AIM OF THE EXERCISE: Give back the whole listing exactly as shown.

———

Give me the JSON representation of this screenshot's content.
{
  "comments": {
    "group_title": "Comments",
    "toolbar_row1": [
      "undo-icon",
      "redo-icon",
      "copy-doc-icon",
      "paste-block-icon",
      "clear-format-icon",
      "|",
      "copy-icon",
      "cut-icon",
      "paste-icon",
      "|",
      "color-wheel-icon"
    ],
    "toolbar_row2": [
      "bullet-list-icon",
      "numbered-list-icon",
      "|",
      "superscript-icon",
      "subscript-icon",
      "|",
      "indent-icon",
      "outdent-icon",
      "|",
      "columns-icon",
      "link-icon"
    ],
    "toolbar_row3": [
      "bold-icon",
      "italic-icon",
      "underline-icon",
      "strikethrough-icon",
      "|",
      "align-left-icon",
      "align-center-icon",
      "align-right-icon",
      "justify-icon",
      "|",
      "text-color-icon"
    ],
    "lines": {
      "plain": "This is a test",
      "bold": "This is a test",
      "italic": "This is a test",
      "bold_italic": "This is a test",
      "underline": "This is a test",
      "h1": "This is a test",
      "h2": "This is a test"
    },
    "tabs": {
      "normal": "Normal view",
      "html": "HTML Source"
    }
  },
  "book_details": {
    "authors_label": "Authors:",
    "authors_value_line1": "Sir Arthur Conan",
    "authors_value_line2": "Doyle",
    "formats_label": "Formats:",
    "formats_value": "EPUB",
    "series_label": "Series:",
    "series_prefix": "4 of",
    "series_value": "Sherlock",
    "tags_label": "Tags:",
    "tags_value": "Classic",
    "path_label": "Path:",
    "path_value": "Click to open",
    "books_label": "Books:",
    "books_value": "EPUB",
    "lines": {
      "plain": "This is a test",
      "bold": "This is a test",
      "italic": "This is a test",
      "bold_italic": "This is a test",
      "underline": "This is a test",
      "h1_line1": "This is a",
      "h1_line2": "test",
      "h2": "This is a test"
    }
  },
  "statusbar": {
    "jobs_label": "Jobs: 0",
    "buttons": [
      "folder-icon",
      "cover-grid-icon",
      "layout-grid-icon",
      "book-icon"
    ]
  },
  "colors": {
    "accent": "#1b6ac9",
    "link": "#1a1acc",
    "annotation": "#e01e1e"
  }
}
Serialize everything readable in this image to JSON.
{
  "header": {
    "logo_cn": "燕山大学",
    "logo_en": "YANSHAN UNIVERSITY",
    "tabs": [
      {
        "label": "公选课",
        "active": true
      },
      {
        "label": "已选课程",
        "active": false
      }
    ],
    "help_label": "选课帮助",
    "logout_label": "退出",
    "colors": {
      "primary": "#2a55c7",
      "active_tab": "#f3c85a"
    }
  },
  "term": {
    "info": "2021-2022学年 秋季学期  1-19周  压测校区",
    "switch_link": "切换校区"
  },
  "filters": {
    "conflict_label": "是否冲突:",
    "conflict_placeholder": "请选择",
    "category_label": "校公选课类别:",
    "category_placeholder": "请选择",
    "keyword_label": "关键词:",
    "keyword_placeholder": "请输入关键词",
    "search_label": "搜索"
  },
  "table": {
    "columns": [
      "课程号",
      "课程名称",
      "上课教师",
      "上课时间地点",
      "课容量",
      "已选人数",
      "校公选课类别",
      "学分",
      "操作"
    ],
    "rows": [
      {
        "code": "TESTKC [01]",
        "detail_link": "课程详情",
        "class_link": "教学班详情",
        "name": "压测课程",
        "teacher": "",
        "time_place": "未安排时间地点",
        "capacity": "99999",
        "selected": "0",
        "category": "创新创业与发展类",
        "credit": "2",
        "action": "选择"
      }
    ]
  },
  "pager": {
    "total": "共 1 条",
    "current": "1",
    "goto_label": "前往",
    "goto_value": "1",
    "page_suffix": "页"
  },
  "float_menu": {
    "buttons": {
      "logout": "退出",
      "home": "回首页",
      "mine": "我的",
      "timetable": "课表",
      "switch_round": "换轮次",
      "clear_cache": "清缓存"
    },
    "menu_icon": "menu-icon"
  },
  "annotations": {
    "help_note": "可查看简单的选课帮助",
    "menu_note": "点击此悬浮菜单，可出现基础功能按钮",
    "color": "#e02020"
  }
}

———

FINAL RESULT:
Give me the JSON representation of this screenshot's content.
{
  "comments": {
    "group_title": "Comments",
    "toolbar_row1": [
      "undo-icon",
      "redo-icon",
      "copy-doc-icon",
      "paste-block-icon",
      "clear-format-icon",
      "|",
      "copy-icon",
      "cut-icon",
      "paste-icon",
      "|",
      "color-wheel-icon"
    ],
    "toolbar_row2": [
      "bullet-list-icon",
      "numbered-list-icon",
      "|",
      "superscript-icon",
      "subscript-icon",
      "|",
      "indent-icon",
      "outdent-icon",
      "|",
      "columns-icon",
      "link-icon"
    ],
    "toolbar_row3": [
      "bold-icon",
      "italic-icon",
      "underline-icon",
      "strikethrough-icon",
      "|",
      "align-left-icon",
      "align-center-icon",
      "align-right-icon",
      "justify-icon",
      "|",
      "text-color-icon"
    ],
    "lines": {
      "plain": "This is a test",
      "bold": "This is a test",
      "italic": "This is a test",
      "bold_italic": "This is a test",
      "underline": "This is a test",
      "h1": "This is a test",
      "h2": "This is a test"
    },
    "tabs": {
      "normal": "Normal view",
      "html": "HTML Source"
    }
  },
  "book_details": {
    "authors_label": "Authors:",
    "authors_value_line1": "Sir Arthur Conan",
    "authors_value_line2": "Doyle",
    "formats_label": "Formats:",
    "formats_value": "EPUB",
    "series_label": "Series:",
    "series_prefix": "4 of",
    "series_value": "Sherlock",
    "tags_label": "Tags:",
    "tags_value": "Classic",
    "path_label": "Path:",
    "path_value": "Click to open",
    "books_label": "Books:",
    "books_value": "EPUB",
    "lines": {
      "plain": "This is a test",
      "bold": "This is a test",
      "italic": "This is a test",
      "bold_italic": "This is a test",
      "underline": "This is a test",
      "h1_line1": "This is a",
      "h1_line2": "test",
      "h2": "This is a test"
    }
  },
  "statusbar": {
    "jobs_label": "Jobs: 0",
    "buttons": [
      "folder-icon",
      "cover-grid-icon",
      "layout-grid-icon",
      "book-icon"
    ]
  },
  "colors": {
    "accent": "#1b6ac9",
    "link": "#1a1acc",
    "annotation": "#e01e1e"
  }
}
Serialize everything readable in this image to JSON.
{
  "header": {
    "logo_cn": "燕山大学",
    "logo_en": "YANSHAN UNIVERSITY",
    "tabs": [
      {
        "label": "公选课",
        "active": true
      },
      {
        "label": "已选课程",
        "active": false
      }
    ],
    "help_label": "选课帮助",
    "logout_label": "退出",
    "colors": {
      "primary": "#2a55c7",
      "active_tab": "#f3c85a"
    }
  },
  "term": {
    "info": "2021-2022学年 秋季学期  1-19周  压测校区",
    "switch_link": "切换校区"
  },
  "filters": {
    "conflict_label": "是否冲突:",
    "conflict_placeholder": "请选择",
    "category_label": "校公选课类别:",
    "category_placeholder": "请选择",
    "keyword_label": "关键词:",
    "keyword_placeholder": "请输入关键词",
    "search_label": "搜索"
  },
  "table": {
    "columns": [
      "课程号",
      "课程名称",
      "上课教师",
      "上课时间地点",
      "课容量",
      "已选人数",
      "校公选课类别",
      "学分",
      "操作"
    ],
    "rows": [
      {
        "code": "TESTKC [01]",
        "detail_link": "课程详情",
        "class_link": "教学班详情",
        "name": "压测课程",
        "teacher": "",
        "time_place": "未安排时间地点",
        "capacity": "99999",
        "selected": "0",
        "category": "创新创业与发展类",
        "credit": "2",
        "action": "选择"
      }
    ]
  },
  "pager": {
    "total": "共 1 条",
    "current": "1",
    "goto_label": "前往",
    "goto_value": "1",
    "page_suffix": "页"
  },
  "float_menu": {
    "buttons": {
      "logout": "退出",
      "home": "回首页",
      "mine": "我的",
      "timetable": "课表",
      "switch_round": "换轮次",
      "clear_cache": "清缓存"
    },
    "menu_icon": "menu-icon"
  },
  "annotations": {
    "help_note": "可查看简单的选课帮助",
    "menu_note": "点击此悬浮菜单，可出现基础功能按钮",
    "color": "#e02020"
  }
}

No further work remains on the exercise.